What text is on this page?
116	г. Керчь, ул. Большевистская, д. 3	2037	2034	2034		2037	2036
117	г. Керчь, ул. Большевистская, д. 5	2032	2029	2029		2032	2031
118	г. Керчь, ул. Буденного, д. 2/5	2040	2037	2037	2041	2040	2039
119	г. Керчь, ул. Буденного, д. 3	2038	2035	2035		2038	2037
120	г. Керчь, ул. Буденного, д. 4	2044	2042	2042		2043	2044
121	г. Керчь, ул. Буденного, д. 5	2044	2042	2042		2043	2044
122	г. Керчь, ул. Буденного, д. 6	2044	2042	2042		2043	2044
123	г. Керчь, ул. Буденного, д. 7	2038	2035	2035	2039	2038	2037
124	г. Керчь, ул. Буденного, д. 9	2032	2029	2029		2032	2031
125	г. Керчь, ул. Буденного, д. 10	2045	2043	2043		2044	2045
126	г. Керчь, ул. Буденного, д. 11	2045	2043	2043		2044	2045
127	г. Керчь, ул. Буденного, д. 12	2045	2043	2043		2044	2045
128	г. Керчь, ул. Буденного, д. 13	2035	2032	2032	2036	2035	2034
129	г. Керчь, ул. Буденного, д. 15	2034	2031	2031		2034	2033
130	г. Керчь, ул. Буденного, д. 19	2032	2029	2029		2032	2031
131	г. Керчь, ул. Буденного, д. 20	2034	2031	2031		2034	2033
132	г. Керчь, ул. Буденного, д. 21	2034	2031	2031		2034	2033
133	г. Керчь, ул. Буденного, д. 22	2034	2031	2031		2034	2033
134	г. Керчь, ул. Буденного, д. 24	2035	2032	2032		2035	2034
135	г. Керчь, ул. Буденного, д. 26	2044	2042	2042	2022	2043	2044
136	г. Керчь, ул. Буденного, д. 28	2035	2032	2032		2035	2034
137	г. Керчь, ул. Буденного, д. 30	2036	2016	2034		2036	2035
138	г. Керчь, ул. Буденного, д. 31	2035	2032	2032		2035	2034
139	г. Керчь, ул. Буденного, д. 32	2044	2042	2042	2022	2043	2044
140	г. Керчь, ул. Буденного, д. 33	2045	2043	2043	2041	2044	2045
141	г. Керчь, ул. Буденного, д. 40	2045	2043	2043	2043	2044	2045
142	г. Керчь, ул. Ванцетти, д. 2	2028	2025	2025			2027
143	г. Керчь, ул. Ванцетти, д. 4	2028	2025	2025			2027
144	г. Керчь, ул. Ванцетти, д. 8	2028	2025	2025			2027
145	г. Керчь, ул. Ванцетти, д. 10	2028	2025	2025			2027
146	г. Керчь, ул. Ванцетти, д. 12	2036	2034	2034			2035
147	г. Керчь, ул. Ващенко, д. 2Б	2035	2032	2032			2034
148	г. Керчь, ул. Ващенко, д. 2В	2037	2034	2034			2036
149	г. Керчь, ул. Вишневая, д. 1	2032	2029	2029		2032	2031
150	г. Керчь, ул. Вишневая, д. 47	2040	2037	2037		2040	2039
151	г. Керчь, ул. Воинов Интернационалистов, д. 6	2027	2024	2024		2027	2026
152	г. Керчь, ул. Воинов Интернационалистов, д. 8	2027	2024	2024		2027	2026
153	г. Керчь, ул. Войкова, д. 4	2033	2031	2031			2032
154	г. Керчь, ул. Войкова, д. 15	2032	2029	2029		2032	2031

━━━━━━━━━━━━━━━━━━━━

> WHAT IS BEING ASKED: Take the entries above and transcribe them exactly.

> RESPONSE:
What text is on this page?
116	г. Керчь, ул. Большевистская, д. 3	2037	2034	2034		2037	2036
117	г. Керчь, ул. Большевистская, д. 5	2032	2029	2029		2032	2031
118	г. Керчь, ул. Буденного, д. 2/5	2040	2037	2037	2041	2040	2039
119	г. Керчь, ул. Буденного, д. 3	2038	2035	2035		2038	2037
120	г. Керчь, ул. Буденного, д. 4	2044	2042	2042		2043	2044
121	г. Керчь, ул. Буденного, д. 5	2044	2042	2042		2043	2044
122	г. Керчь, ул. Буденного, д. 6	2044	2042	2042		2043	2044
123	г. Керчь, ул. Буденного, д. 7	2038	2035	2035	2039	2038	2037
124	г. Керчь, ул. Буденного, д. 9	2032	2029	2029		2032	2031
125	г. Керчь, ул. Буденного, д. 10	2045	2043	2043		2044	2045
126	г. Керчь, ул. Буденного, д. 11	2045	2043	2043		2044	2045
127	г. Керчь, ул. Буденного, д. 12	2045	2043	2043		2044	2045
128	г. Керчь, ул. Буденного, д. 13	2035	2032	2032	2036	2035	2034
129	г. Керчь, ул. Буденного, д. 15	2034	2031	2031		2034	2033
130	г. Керчь, ул. Буденного, д. 19	2032	2029	2029		2032	2031
131	г. Керчь, ул. Буденного, д. 20	2034	2031	2031		2034	2033
132	г. Керчь, ул. Буденного, д. 21	2034	2031	2031		2034	2033
133	г. Керчь, ул. Буденного, д. 22	2034	2031	2031		2034	2033
134	г. Керчь, ул. Буденного, д. 24	2035	2032	2032		2035	2034
135	г. Керчь, ул. Буденного, д. 26	2044	2042	2042	2022	2043	2044
136	г. Керчь, ул. Буденного, д. 28	2035	2032	2032		2035	2034
137	г. Керчь, ул. Буденного, д. 30	2036	2016	2034		2036	2035
138	г. Керчь, ул. Буденного, д. 31	2035	2032	2032		2035	2034
139	г. Керчь, ул. Буденного, д. 32	2044	2042	2042	2022	2043	2044
140	г. Керчь, ул. Буденного, д. 33	2045	2043	2043	2041	2044	2045
141	г. Керчь, ул. Буденного, д. 40	2045	2043	2043	2043	2044	2045
142	г. Керчь, ул. Ванцетти, д. 2	2028	2025	2025			2027
143	г. Керчь, ул. Ванцетти, д. 4	2028	2025	2025			2027
144	г. Керчь, ул. Ванцетти, д. 8	2028	2025	2025			2027
145	г. Керчь, ул. Ванцетти, д. 10	2028	2025	2025			2027
146	г. Керчь, ул. Ванцетти, д. 12	2036	2034	2034			2035
147	г. Керчь, ул. Ващенко, д. 2Б	2035	2032	2032			2034
148	г. Керчь, ул. Ващенко, д. 2В	2037	2034	2034			2036
149	г. Керчь, ул. Вишневая, д. 1	2032	2029	2029		2032	2031
150	г. Керчь, ул. Вишневая, д. 47	2040	2037	2037		2040	2039
151	г. Керчь, ул. Воинов Интернационалистов, д. 6	2027	2024	2024		2027	2026
152	г. Керчь, ул. Воинов Интернационалистов, д. 8	2027	2024	2024		2027	2026
153	г. Керчь, ул. Войкова, д. 4	2033	2031	2031			2032
154	г. Керчь, ул. Войкова, д. 15	2032	2029	2029		2032	2031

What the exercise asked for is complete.